[GOALS]
A – Please reproduce the bitcoin adoption text word for word, between "Because network effects" and "of sunk costs.", inclusive.
B – Resume the bitcoin adoption text after its final sentence, carrying on in the same voice.

[PROVIDED TEXT]
● ● ● ● ●

So even with all the ideological mumbo jumbo, we have monetary rewards as incentive to improve and grow the value and strength of our money. Show me anything more attractive to work on than something you believe will change the world for the better, plus you get paid really well to do it? Few will be able to resist.

These factors will be important for the early enthusiasts and will keep them inspired to keep on improving the technology going forward. They will be extremely important for mass adoption to come later. We need them to stay and work on the technology. Without these “early adopters” the system will fail. Coining a term like “early adopter” will help to make them feel more special than the other people that join later, but I’m sure such a classification should arise naturally.

Early adopters tend to get bored when pretenders come into the technology they created, which ends in them leaving. That’s why incentives like monetary reward is so powerful. It will keep them there as the masses move in. They will also realize that they need the masses in order to get more rewards.

Because our technology isn’t perfect, it will run into problems from time to time as it gets adopted. But because of incentives, people will work hard to keep on improving it. And we won’t need to wait too long for solutions, we’ve got Moore’s law on our side. Things will improve faster than we think possible.

Because bitcoin is a community of participants, network effects will also help us along the road to mass adoption. Bitcoin becomes more valuable the more people use it, just like Facebook. But because bitcoin rewards users directly through increased value of their holdings, bitcoin will be like Facebook on steroids. Unlike Facebook, you’re actually going to tell your mom to buy some bitcoin.

Because network effects are going to be an important factor for our technology, it’s critical that we be the first mover. We need to get the network effects working for us first, because in a game ruled by network effects the winner takes all. If you’re first you attract the best and they tend to stay because of sunk costs.

Network effects also have very auto catalytic elements to it. The faster you grow, the more valuable you become. The more valuable you become, the more people you attract. The more people you attract, the faster you grow. A nice virtuous cycle that ensures only one winner in the borderless-unbacked-digital-currency game. A game we want to win.

As we move to wider and wider adoption, the technology itself needs to be robust. Because if the technology is robust, the complex system built around that technology can be antifragile. Bitcoin, like open software, is antifragile. The community built around it is a complex system and that system will be antifragile as well. A system that is antifragile gains from disorder, and there will be a lot of disorder early on.

Boom and bust cycles, theft, hacks, and other bad behaviour will be part of our growth. But don’t worry, this is great news. If we survive the first few attacks on our community, we will probably survive most things as the ecosystem becomes more and more decentralized. And if we survive, all those shocks would have only served to make the system stronger.

● ● ● ● ●

[EXTRACTED DATA]
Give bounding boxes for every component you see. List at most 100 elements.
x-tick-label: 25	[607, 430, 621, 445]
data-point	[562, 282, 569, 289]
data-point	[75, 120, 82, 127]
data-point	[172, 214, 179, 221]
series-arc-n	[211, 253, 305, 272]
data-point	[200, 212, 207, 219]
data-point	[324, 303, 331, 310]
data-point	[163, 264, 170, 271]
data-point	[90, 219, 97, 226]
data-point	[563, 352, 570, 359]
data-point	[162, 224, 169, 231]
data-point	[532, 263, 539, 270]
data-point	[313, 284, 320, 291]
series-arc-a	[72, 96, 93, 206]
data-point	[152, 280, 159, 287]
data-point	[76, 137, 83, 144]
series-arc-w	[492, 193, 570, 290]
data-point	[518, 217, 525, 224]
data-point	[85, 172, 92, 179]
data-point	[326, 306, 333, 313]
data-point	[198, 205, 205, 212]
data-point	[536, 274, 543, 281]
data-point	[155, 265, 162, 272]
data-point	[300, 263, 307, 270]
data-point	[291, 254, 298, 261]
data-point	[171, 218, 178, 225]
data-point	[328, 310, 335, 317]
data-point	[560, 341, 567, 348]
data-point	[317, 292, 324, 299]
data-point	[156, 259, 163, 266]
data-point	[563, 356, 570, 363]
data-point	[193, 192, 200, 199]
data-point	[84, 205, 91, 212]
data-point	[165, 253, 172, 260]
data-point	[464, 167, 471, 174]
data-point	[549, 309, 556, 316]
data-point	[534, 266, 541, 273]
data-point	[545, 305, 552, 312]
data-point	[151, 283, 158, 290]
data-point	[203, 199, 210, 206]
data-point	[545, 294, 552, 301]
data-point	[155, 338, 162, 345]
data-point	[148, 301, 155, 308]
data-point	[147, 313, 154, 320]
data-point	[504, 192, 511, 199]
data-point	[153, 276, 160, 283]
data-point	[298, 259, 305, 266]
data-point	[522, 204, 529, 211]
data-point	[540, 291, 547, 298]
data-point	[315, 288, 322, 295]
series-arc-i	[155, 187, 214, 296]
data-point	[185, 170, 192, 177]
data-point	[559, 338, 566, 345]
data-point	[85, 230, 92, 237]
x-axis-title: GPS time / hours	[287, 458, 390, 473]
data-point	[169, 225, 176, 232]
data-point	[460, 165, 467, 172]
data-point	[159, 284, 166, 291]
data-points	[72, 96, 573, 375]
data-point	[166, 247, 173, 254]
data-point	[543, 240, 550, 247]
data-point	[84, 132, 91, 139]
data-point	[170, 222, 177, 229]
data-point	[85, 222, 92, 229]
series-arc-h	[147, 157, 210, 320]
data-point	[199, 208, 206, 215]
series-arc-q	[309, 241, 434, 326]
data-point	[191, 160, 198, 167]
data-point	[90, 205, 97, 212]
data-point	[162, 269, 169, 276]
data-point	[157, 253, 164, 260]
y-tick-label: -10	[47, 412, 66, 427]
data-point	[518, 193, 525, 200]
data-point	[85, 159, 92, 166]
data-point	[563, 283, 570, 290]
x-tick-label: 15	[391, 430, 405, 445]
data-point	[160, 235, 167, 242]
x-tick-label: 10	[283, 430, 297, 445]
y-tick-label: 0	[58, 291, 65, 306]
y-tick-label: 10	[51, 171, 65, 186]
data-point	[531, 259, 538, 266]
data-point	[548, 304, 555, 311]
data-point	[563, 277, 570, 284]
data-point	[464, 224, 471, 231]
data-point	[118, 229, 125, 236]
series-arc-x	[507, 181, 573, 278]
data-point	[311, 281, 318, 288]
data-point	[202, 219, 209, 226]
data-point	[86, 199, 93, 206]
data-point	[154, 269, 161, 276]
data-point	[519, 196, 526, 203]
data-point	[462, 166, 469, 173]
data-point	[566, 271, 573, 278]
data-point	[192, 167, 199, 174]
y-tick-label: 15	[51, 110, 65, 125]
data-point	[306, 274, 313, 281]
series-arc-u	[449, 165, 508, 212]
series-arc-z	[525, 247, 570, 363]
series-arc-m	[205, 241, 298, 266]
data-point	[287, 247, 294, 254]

● ● ● ● ●

[EXPECTED ANSWERS]
A –
Because network effects are going to be an important factor for our technology, it’s critical that we be the first mover. We need to get the network effects working for us first, because in a game ruled by network effects the winner takes all. If you’re first you attract the best and they tend to stay because of sunk costs.

B –
Some examples to clarify what I mean:

  • Shocks to a system which is antifragile will show areas of weakness, and areas of weakness can be improved. (Exchanges will get better over time for instance.)
  • Shocks to a system creates noise, and noise is great for further adoption. There’s no such thing as bad publicity.
  • Booms and busts will shake out weaker players to be replaced by new stronger ones.

So as long as the underlying protocol of bitcoin is robust enough, shocks to the system are great. Any fragility in the protocol and this game is over.

As these booms and busts, thefts and hacks take place, bitcoin will be talked about a little more each time. More and more eyes will move to this novel idea. What will the people looking see?

Depends on each person. Some people will see the technology and love it; we want as many of these people as we can find. Some will see the idea of borderless transactions and unbacked money; we want as many of these people as we can find. Some people will see early adopters getting rich and will want a piece; we want as many of these people as we can find.

The people who are attracted to the technology or the idea, will naturally flow to bitcoin and they will probably stay there. But these people will be the minority and we need mass adoption. So, let’s look at all the psychological factors that will help us reach mass adoption.

Greed, fear of missing out, and envy are going to be the fuels to help fire up the booms and busts that will lead to mass adoption. As our system grows the value increases and early adopters become rich. Some of the flashier of these early adopters will start doing stupid things like buying Lamborghini’s or whatever. That will get the masses talking.

We can also flood social media with graphs, pictures, and statistics of exponential growth. Facebook and Twitter will be full of, “If you invested $10,000 in bitcoin in 2011…”

All of this will drive the boom and bust cycles that will flush out the weaker players and keep the strong ones in the game. All the while our technology is advancing at Moore’s law speed.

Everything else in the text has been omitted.